- **DATA SHOWN**
● ● ● ● ●

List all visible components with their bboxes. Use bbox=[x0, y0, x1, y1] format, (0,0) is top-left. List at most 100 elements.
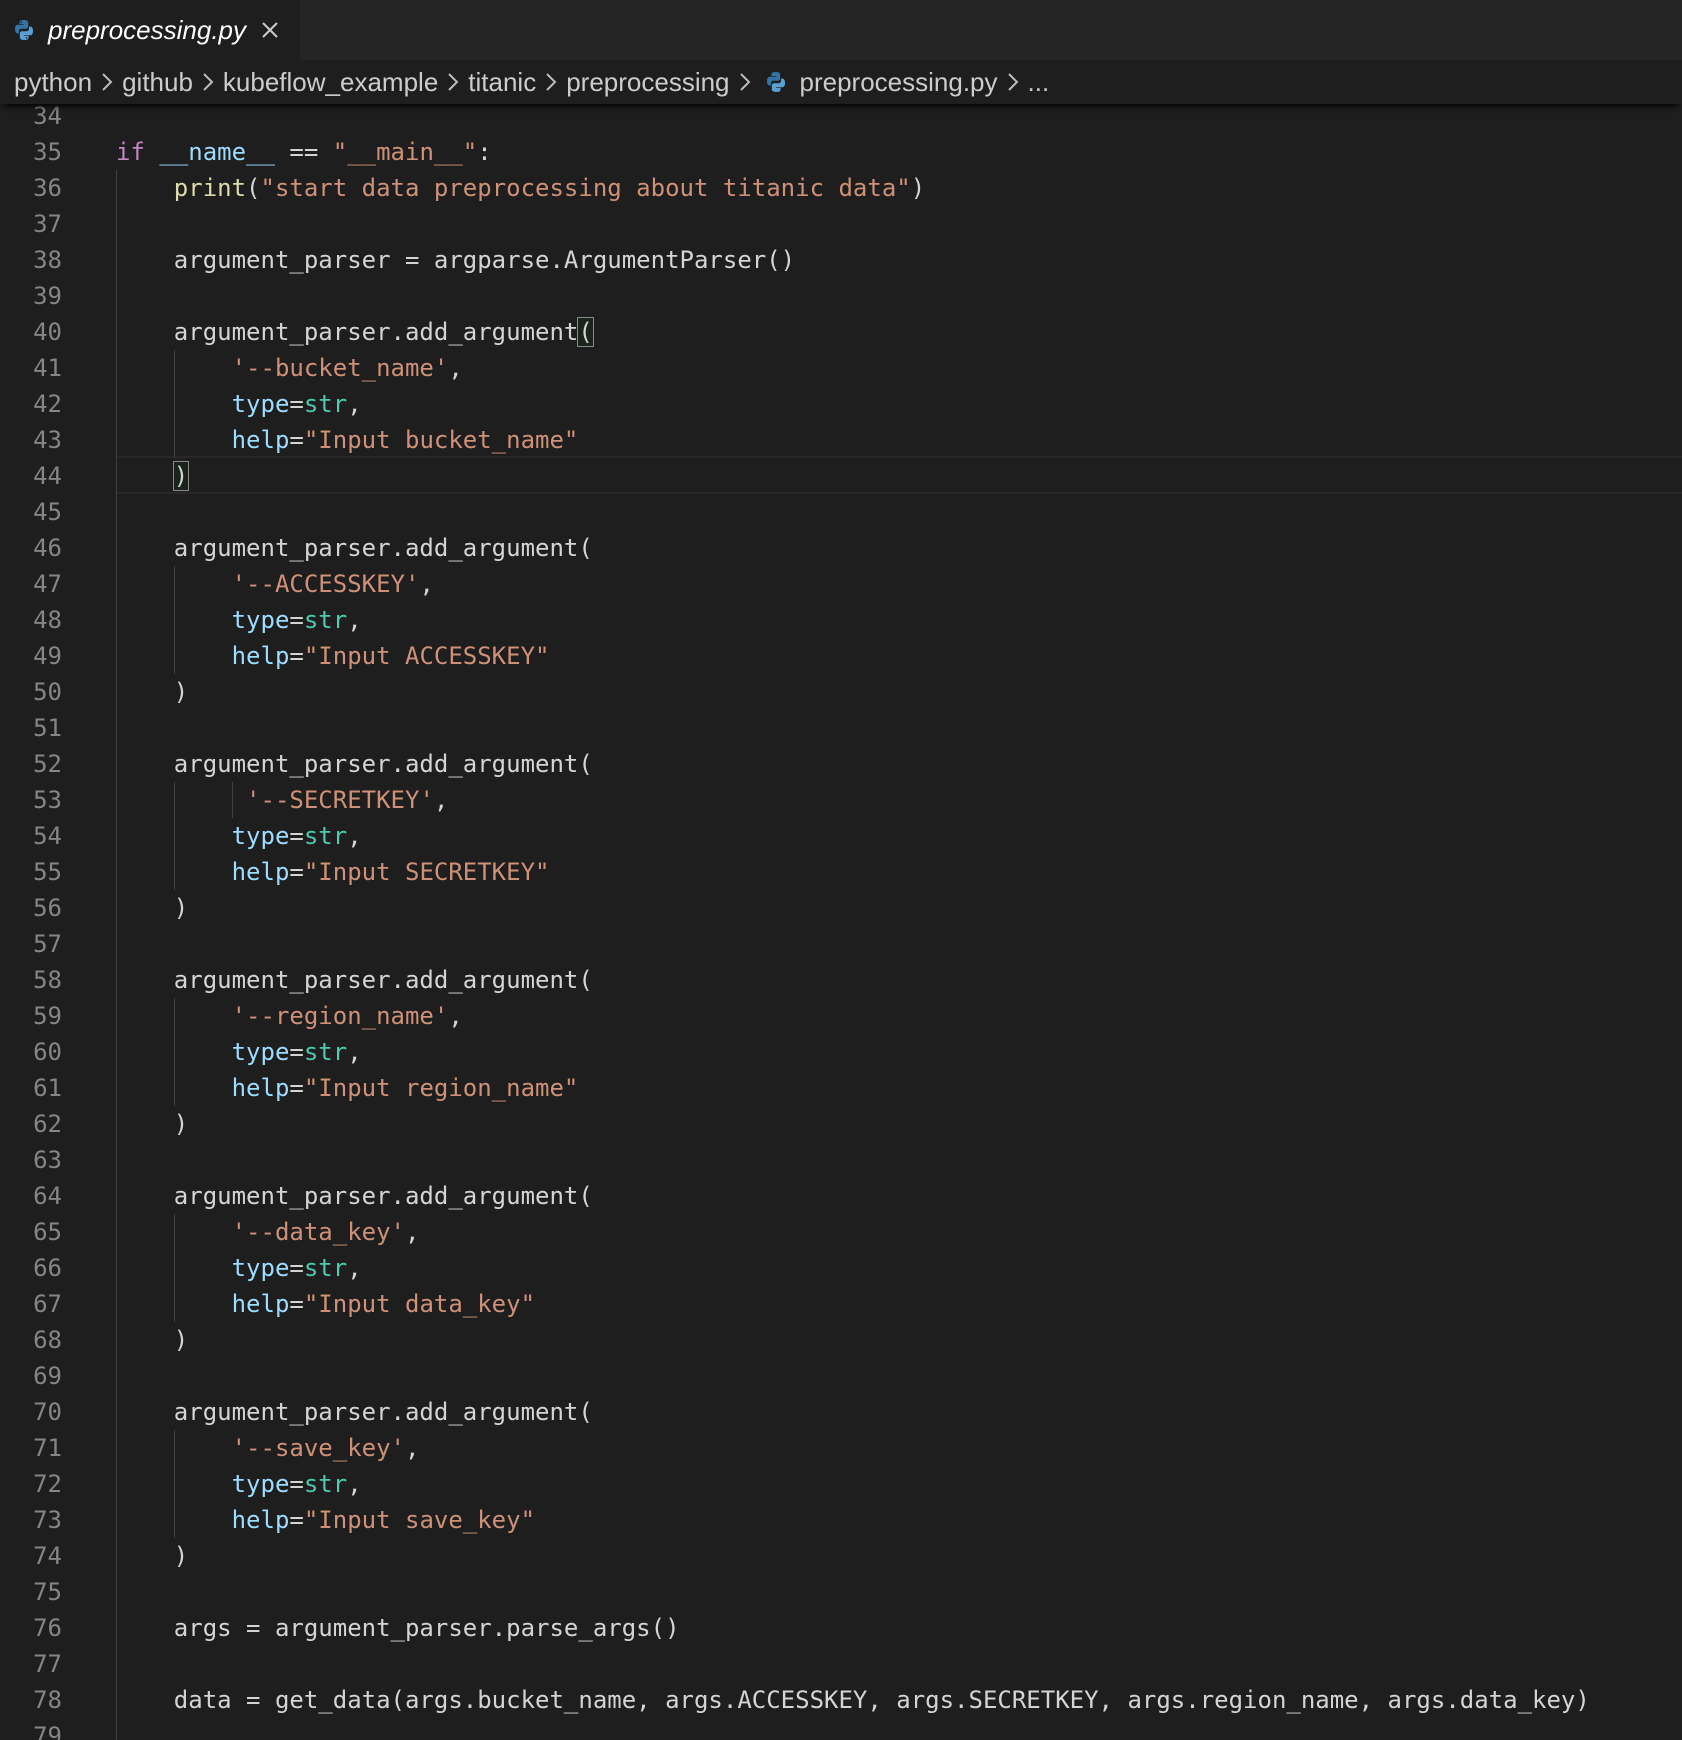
code-editor[interactable]: 34 35 if __name__ == "__main__": 36 print("… bbox=[0, 104, 1682, 1740]
code-text: '--bucket_name', bbox=[116, 350, 463, 386]
code-line: 61 help="Input region_name" bbox=[0, 1070, 1682, 1106]
code-token: , bbox=[448, 1002, 463, 1030]
breadcrumb-item[interactable]: preprocessing bbox=[566, 67, 729, 98]
code-line: 58 argument_parser.add_argument( bbox=[0, 962, 1682, 998]
breadcrumb-item[interactable]: kubeflow_example bbox=[223, 67, 438, 98]
code-token: str bbox=[303, 1254, 348, 1282]
line-number: 62 bbox=[33, 1110, 62, 1138]
code-token: , bbox=[404, 1218, 420, 1246]
code-token: help bbox=[231, 1506, 290, 1534]
code-text: argument_parser.add_argument( bbox=[116, 1178, 593, 1214]
code-line: 49 help="Input ACCESSKEY" bbox=[0, 638, 1682, 674]
code-token: '--data_key' bbox=[231, 1218, 405, 1246]
close-icon[interactable] bbox=[258, 18, 282, 42]
line-number: 48 bbox=[33, 606, 62, 634]
code-token: , bbox=[347, 822, 362, 850]
code-token: '--save_key' bbox=[231, 1434, 405, 1462]
code-token: ( bbox=[246, 174, 261, 202]
code-text: ) bbox=[116, 1106, 188, 1142]
line-number: 73 bbox=[33, 1506, 62, 1534]
code-token: = bbox=[289, 858, 304, 886]
code-text: if __name__ == "__main__": bbox=[116, 134, 492, 170]
line-number: 71 bbox=[33, 1434, 62, 1462]
line-number: 78 bbox=[33, 1686, 62, 1714]
code-token: "Input bucket_name" bbox=[303, 426, 579, 454]
code-token: argument_parser.add_argument bbox=[116, 318, 579, 346]
breadcrumb-item[interactable]: github bbox=[122, 67, 193, 98]
code-line: 78 data = get_data(args.bucket_name, arg… bbox=[0, 1682, 1682, 1718]
breadcrumb-item[interactable]: python bbox=[14, 67, 92, 98]
chevron-right-icon bbox=[544, 71, 558, 93]
code-line: 76 args = argument_parser.parse_args() bbox=[0, 1610, 1682, 1646]
code-token: argument_parser.add_argument( bbox=[116, 966, 593, 994]
code-line: 41 '--bucket_name', bbox=[0, 350, 1682, 386]
code-token: = bbox=[289, 1506, 304, 1534]
tab-preprocessing-py[interactable]: preprocessing.py bbox=[0, 0, 300, 60]
code-text: ) bbox=[116, 458, 190, 494]
code-token: , bbox=[347, 1038, 362, 1066]
code-line: 43 help="Input bucket_name" bbox=[0, 422, 1682, 458]
breadcrumb: python github kubeflow_example titanic prepr… bbox=[0, 60, 1682, 104]
code-line: 68 ) bbox=[0, 1322, 1682, 1358]
code-text: argument_parser = argparse.ArgumentParse… bbox=[116, 242, 795, 278]
code-token: str bbox=[303, 1038, 348, 1066]
line-number: 47 bbox=[33, 570, 62, 598]
code-line: 70 argument_parser.add_argument( bbox=[0, 1394, 1682, 1430]
code-token: = bbox=[289, 390, 304, 418]
code-line: 52 argument_parser.add_argument( bbox=[0, 746, 1682, 782]
code-line: 67 help="Input data_key" bbox=[0, 1286, 1682, 1322]
code-token: type bbox=[231, 822, 290, 850]
code-text: type=str, bbox=[116, 818, 362, 854]
code-line: 40 argument_parser.add_argument( bbox=[0, 314, 1682, 350]
line-number: 64 bbox=[33, 1182, 62, 1210]
code-text: help="Input ACCESSKEY" bbox=[116, 638, 550, 674]
code-line: 51 bbox=[0, 710, 1682, 746]
code-text: argument_parser.add_argument( bbox=[116, 1394, 593, 1430]
code-token: str bbox=[303, 390, 348, 418]
code-text: type=str, bbox=[116, 602, 362, 638]
code-token: type bbox=[231, 1038, 290, 1066]
code-text: argument_parser.add_argument( bbox=[116, 530, 593, 566]
code-token: = bbox=[289, 606, 304, 634]
code-line: 57 bbox=[0, 926, 1682, 962]
code-token: argument_parser.add_argument( bbox=[116, 534, 593, 562]
line-number: 53 bbox=[33, 786, 62, 814]
code-line: 35 if __name__ == "__main__": bbox=[0, 134, 1682, 170]
code-token: data = get_data(args.bucket_name, args.A… bbox=[116, 1686, 1590, 1714]
indent-guide bbox=[173, 1430, 175, 1538]
code-token: argument_parser.add_argument( bbox=[116, 1182, 593, 1210]
line-number: 51 bbox=[33, 714, 62, 742]
code-line: 50 ) bbox=[0, 674, 1682, 710]
code-line: 47 '--ACCESSKEY', bbox=[0, 566, 1682, 602]
tab-label: preprocessing.py bbox=[48, 14, 246, 45]
code-line: 54 type=str, bbox=[0, 818, 1682, 854]
code-token: == bbox=[274, 138, 333, 166]
code-token: ) bbox=[116, 1326, 189, 1354]
breadcrumb-item[interactable]: ... bbox=[1028, 67, 1050, 98]
code-token: ) bbox=[116, 894, 189, 922]
code-line: 45 bbox=[0, 494, 1682, 530]
line-number: 50 bbox=[33, 678, 62, 706]
breadcrumb-item[interactable]: preprocessing.py bbox=[800, 67, 998, 98]
code-token: , bbox=[347, 1470, 362, 1498]
code-text: help="Input data_key" bbox=[116, 1286, 535, 1322]
code-token: = bbox=[289, 426, 304, 454]
line-number: 61 bbox=[33, 1074, 62, 1102]
code-token: ) bbox=[910, 174, 926, 202]
code-line: 66 type=str, bbox=[0, 1250, 1682, 1286]
line-number: 56 bbox=[33, 894, 62, 922]
code-token: "Input SECRETKEY" bbox=[303, 858, 550, 886]
code-token: "__main__" bbox=[332, 138, 478, 166]
code-token: '--ACCESSKEY' bbox=[231, 570, 420, 598]
line-number: 37 bbox=[33, 210, 62, 238]
code-token: , bbox=[404, 1434, 420, 1462]
code-text: ) bbox=[116, 674, 188, 710]
code-text: '--region_name', bbox=[116, 998, 463, 1034]
code-line: 63 bbox=[0, 1142, 1682, 1178]
matched-bracket: ( bbox=[577, 317, 594, 347]
breadcrumb-item[interactable]: titanic bbox=[468, 67, 536, 98]
code-line: 55 help="Input SECRETKEY" bbox=[0, 854, 1682, 890]
chevron-right-icon bbox=[446, 71, 460, 93]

● ● ● ● ●

- **WHAT TO PRODUCE**
Count the lines in the rows above that contain the string "github", matching case exactly. Reply with the number alone.

- **THE SOLUTION**
2